● **EXERCISE BRIEF**
Each entry must be reproduced precisely as it stands.

Data listing:

◆ ◆ ◆ ◆

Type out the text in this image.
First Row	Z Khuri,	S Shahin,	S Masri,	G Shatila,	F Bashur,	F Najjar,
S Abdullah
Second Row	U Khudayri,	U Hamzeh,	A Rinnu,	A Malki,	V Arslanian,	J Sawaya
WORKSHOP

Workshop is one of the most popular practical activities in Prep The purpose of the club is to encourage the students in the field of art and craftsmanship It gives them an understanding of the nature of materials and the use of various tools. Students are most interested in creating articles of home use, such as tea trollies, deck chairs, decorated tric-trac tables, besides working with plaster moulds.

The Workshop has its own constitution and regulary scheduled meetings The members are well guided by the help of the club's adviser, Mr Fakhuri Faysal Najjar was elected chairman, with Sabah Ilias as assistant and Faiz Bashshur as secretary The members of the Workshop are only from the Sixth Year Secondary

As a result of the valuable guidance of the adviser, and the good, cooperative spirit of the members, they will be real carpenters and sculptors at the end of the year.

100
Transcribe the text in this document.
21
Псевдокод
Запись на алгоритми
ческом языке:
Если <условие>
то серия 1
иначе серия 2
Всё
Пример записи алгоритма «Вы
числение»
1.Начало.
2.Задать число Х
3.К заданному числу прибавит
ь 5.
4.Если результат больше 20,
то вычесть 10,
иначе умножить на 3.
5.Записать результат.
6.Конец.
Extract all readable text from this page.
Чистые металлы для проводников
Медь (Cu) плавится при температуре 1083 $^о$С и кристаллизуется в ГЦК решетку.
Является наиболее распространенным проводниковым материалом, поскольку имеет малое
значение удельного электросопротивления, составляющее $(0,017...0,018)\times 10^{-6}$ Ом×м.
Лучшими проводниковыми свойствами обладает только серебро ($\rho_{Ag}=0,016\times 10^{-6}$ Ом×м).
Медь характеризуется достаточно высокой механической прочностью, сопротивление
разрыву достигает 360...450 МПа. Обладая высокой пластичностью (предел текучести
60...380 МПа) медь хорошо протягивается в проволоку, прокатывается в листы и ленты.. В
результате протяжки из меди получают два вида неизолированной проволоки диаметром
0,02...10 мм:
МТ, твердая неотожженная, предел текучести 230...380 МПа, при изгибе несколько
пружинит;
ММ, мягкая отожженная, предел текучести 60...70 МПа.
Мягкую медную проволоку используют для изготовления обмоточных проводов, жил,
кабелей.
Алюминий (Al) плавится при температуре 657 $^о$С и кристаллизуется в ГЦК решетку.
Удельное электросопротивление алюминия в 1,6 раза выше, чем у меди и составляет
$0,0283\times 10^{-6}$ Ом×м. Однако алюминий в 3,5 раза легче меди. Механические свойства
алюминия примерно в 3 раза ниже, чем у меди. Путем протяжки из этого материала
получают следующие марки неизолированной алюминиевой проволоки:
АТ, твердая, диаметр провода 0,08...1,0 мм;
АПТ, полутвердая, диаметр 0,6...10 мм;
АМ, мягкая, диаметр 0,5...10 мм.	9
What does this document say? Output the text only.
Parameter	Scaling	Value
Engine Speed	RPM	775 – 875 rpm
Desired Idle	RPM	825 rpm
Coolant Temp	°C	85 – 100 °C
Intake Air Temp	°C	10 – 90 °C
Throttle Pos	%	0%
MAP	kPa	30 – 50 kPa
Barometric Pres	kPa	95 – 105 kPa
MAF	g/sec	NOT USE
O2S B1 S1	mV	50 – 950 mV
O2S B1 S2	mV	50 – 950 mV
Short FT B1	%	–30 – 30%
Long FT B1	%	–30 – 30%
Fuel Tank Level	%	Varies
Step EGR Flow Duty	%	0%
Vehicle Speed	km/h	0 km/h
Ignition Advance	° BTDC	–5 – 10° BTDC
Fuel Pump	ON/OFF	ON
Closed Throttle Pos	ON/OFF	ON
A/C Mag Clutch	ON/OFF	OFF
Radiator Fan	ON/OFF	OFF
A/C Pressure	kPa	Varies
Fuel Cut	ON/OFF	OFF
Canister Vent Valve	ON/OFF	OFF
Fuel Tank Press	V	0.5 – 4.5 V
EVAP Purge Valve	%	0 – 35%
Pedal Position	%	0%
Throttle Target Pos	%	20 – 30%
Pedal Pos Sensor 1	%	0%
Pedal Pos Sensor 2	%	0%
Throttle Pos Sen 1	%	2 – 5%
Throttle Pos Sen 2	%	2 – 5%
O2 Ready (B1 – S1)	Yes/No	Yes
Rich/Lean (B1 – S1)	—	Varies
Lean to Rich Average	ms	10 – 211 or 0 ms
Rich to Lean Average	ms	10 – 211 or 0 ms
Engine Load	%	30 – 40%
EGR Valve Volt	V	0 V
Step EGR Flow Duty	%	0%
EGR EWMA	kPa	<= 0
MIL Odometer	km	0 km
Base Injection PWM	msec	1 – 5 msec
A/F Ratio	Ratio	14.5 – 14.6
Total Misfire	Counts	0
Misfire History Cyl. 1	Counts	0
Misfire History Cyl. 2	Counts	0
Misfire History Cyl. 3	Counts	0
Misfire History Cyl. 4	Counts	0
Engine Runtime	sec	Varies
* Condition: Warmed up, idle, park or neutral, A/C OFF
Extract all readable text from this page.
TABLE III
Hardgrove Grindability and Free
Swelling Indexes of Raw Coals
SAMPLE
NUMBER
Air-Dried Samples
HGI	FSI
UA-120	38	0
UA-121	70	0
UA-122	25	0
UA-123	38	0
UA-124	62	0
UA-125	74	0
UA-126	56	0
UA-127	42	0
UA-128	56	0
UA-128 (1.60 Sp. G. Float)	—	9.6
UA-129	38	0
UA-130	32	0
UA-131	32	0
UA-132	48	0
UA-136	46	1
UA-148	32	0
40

◆ ◆ ◆ ◆

● **SOLUTION**
Type out the text in this image.
First Row	Z Khuri,	S Shahin,	S Masri,	G Shatila,	F Bashur,	F Najjar,
S Abdullah
Second Row	U Khudayri,	U Hamzeh,	A Rinnu,	A Malki,	V Arslanian,	J Sawaya
WORKSHOP

Workshop is one of the most popular practical activities in Prep The purpose of the club is to encourage the students in the field of art and craftsmanship It gives them an understanding of the nature of materials and the use of various tools. Students are most interested in creating articles of home use, such as tea trollies, deck chairs, decorated tric-trac tables, besides working with plaster moulds.

The Workshop has its own constitution and regulary scheduled meetings The members are well guided by the help of the club's adviser, Mr Fakhuri Faysal Najjar was elected chairman, with Sabah Ilias as assistant and Faiz Bashshur as secretary The members of the Workshop are only from the Sixth Year Secondary

As a result of the valuable guidance of the adviser, and the good, cooperative spirit of the members, they will be real carpenters and sculptors at the end of the year.

100
Transcribe the text in this document.
21
Псевдокод
Запись на алгоритми
ческом языке:
Если <условие>
то серия 1
иначе серия 2
Всё
Пример записи алгоритма «Вы
числение»
1.Начало.
2.Задать число Х
3.К заданному числу прибавит
ь 5.
4.Если результат больше 20,
то вычесть 10,
иначе умножить на 3.
5.Записать результат.
6.Конец.
Extract all readable text from this page.
Чистые металлы для проводников
Медь (Cu) плавится при температуре 1083 $^о$С и кристаллизуется в ГЦК решетку.
Является наиболее распространенным проводниковым материалом, поскольку имеет малое
значение удельного электросопротивления, составляющее $(0,017...0,018)\times 10^{-6}$ Ом×м.
Лучшими проводниковыми свойствами обладает только серебро ($\rho_{Ag}=0,016\times 10^{-6}$ Ом×м).
Медь характеризуется достаточно высокой механической прочностью, сопротивление
разрыву достигает 360...450 МПа. Обладая высокой пластичностью (предел текучести
60...380 МПа) медь хорошо протягивается в проволоку, прокатывается в листы и ленты.. В
результате протяжки из меди получают два вида неизолированной проволоки диаметром
0,02...10 мм:
МТ, твердая неотожженная, предел текучести 230...380 МПа, при изгибе несколько
пружинит;
ММ, мягкая отожженная, предел текучести 60...70 МПа.
Мягкую медную проволоку используют для изготовления обмоточных проводов, жил,
кабелей.
Алюминий (Al) плавится при температуре 657 $^о$С и кристаллизуется в ГЦК решетку.
Удельное электросопротивление алюминия в 1,6 раза выше, чем у меди и составляет
$0,0283\times 10^{-6}$ Ом×м. Однако алюминий в 3,5 раза легче меди. Механические свойства
алюминия примерно в 3 раза ниже, чем у меди. Путем протяжки из этого материала
получают следующие марки неизолированной алюминиевой проволоки:
АТ, твердая, диаметр провода 0,08...1,0 мм;
АПТ, полутвердая, диаметр 0,6...10 мм;
АМ, мягкая, диаметр 0,5...10 мм.	9
What does this document say? Output the text only.
Parameter	Scaling	Value
Engine Speed	RPM	775 – 875 rpm
Desired Idle	RPM	825 rpm
Coolant Temp	°C	85 – 100 °C
Intake Air Temp	°C	10 – 90 °C
Throttle Pos	%	0%
MAP	kPa	30 – 50 kPa
Barometric Pres	kPa	95 – 105 kPa
MAF	g/sec	NOT USE
O2S B1 S1	mV	50 – 950 mV
O2S B1 S2	mV	50 – 950 mV
Short FT B1	%	–30 – 30%
Long FT B1	%	–30 – 30%
Fuel Tank Level	%	Varies
Step EGR Flow Duty	%	0%
Vehicle Speed	km/h	0 km/h
Ignition Advance	° BTDC	–5 – 10° BTDC
Fuel Pump	ON/OFF	ON
Closed Throttle Pos	ON/OFF	ON
A/C Mag Clutch	ON/OFF	OFF
Radiator Fan	ON/OFF	OFF
A/C Pressure	kPa	Varies
Fuel Cut	ON/OFF	OFF
Canister Vent Valve	ON/OFF	OFF
Fuel Tank Press	V	0.5 – 4.5 V
EVAP Purge Valve	%	0 – 35%
Pedal Position	%	0%
Throttle Target Pos	%	20 – 30%
Pedal Pos Sensor 1	%	0%
Pedal Pos Sensor 2	%	0%
Throttle Pos Sen 1	%	2 – 5%
Throttle Pos Sen 2	%	2 – 5%
O2 Ready (B1 – S1)	Yes/No	Yes
Rich/Lean (B1 – S1)	—	Varies
Lean to Rich Average	ms	10 – 211 or 0 ms
Rich to Lean Average	ms	10 – 211 or 0 ms
Engine Load	%	30 – 40%
EGR Valve Volt	V	0 V
Step EGR Flow Duty	%	0%
EGR EWMA	kPa	<= 0
MIL Odometer	km	0 km
Base Injection PWM	msec	1 – 5 msec
A/F Ratio	Ratio	14.5 – 14.6
Total Misfire	Counts	0
Misfire History Cyl. 1	Counts	0
Misfire History Cyl. 2	Counts	0
Misfire History Cyl. 3	Counts	0
Misfire History Cyl. 4	Counts	0
Engine Runtime	sec	Varies
* Condition: Warmed up, idle, park or neutral, A/C OFF
Extract all readable text from this page.
TABLE III
Hardgrove Grindability and Free
Swelling Indexes of Raw Coals
SAMPLE
NUMBER
Air-Dried Samples
HGI	FSI
UA-120	38	0
UA-121	70	0
UA-122	25	0
UA-123	38	0
UA-124	62	0
UA-125	74	0
UA-126	56	0
UA-127	42	0
UA-128	56	0
UA-128 (1.60 Sp. G. Float)	—	9.6
UA-129	38	0
UA-130	32	0
UA-131	32	0
UA-132	48	0
UA-136	46	1
UA-148	32	0
40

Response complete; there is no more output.